◆ **Given data**
****************
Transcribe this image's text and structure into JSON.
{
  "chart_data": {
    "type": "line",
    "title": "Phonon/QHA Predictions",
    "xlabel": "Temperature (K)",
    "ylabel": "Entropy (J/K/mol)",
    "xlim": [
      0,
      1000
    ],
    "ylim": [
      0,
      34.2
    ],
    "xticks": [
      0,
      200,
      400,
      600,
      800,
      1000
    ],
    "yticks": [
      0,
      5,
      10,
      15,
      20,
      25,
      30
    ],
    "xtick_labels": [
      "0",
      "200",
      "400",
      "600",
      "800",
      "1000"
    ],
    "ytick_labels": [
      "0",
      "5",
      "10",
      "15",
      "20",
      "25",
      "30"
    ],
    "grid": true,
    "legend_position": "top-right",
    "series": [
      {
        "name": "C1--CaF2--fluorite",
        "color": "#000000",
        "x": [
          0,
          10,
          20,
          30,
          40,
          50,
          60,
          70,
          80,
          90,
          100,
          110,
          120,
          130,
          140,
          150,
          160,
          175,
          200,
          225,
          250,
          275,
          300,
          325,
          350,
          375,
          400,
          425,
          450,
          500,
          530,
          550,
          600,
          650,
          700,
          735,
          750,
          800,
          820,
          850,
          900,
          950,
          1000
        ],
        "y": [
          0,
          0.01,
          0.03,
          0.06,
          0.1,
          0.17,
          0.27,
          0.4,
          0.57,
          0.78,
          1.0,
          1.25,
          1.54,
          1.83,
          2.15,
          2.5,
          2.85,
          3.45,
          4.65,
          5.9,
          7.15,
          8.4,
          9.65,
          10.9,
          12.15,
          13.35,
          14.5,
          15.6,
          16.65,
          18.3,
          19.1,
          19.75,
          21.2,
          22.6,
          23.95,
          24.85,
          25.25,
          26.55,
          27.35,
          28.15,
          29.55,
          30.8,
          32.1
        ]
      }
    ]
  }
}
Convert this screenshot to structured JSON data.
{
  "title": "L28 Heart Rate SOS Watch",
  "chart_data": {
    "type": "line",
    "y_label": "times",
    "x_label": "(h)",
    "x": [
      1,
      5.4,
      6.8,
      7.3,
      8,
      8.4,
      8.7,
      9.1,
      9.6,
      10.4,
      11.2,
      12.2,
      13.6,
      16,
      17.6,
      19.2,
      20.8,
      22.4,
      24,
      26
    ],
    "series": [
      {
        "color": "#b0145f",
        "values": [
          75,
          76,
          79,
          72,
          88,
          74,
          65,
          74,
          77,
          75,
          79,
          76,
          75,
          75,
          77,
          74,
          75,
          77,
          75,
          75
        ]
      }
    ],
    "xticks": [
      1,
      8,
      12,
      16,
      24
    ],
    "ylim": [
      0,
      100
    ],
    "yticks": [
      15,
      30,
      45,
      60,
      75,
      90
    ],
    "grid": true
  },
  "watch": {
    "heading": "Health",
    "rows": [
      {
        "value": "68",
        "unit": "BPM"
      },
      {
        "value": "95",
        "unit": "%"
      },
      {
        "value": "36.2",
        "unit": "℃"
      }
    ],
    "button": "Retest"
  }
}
****************
◆ **Aim of the exercise**
Output exactly the lines from the one containing "Convert this screenshot" through the last line of the entries, both ends included.

◆ **Solution to this problem**
Convert this screenshot to structured JSON data.
{
  "title": "L28 Heart Rate SOS Watch",
  "chart_data": {
    "type": "line",
    "y_label": "times",
    "x_label": "(h)",
    "x": [
      1,
      5.4,
      6.8,
      7.3,
      8,
      8.4,
      8.7,
      9.1,
      9.6,
      10.4,
      11.2,
      12.2,
      13.6,
      16,
      17.6,
      19.2,
      20.8,
      22.4,
      24,
      26
    ],
    "series": [
      {
        "color": "#b0145f",
        "values": [
          75,
          76,
          79,
          72,
          88,
          74,
          65,
          74,
          77,
          75,
          79,
          76,
          75,
          75,
          77,
          74,
          75,
          77,
          75,
          75
        ]
      }
    ],
    "xticks": [
      1,
      8,
      12,
      16,
      24
    ],
    "ylim": [
      0,
      100
    ],
    "yticks": [
      15,
      30,
      45,
      60,
      75,
      90
    ],
    "grid": true
  },
  "watch": {
    "heading": "Health",
    "rows": [
      {
        "value": "68",
        "unit": "BPM"
      },
      {
        "value": "95",
        "unit": "%"
      },
      {
        "value": "36.2",
        "unit": "℃"
      }
    ],
    "button": "Retest"
  }
}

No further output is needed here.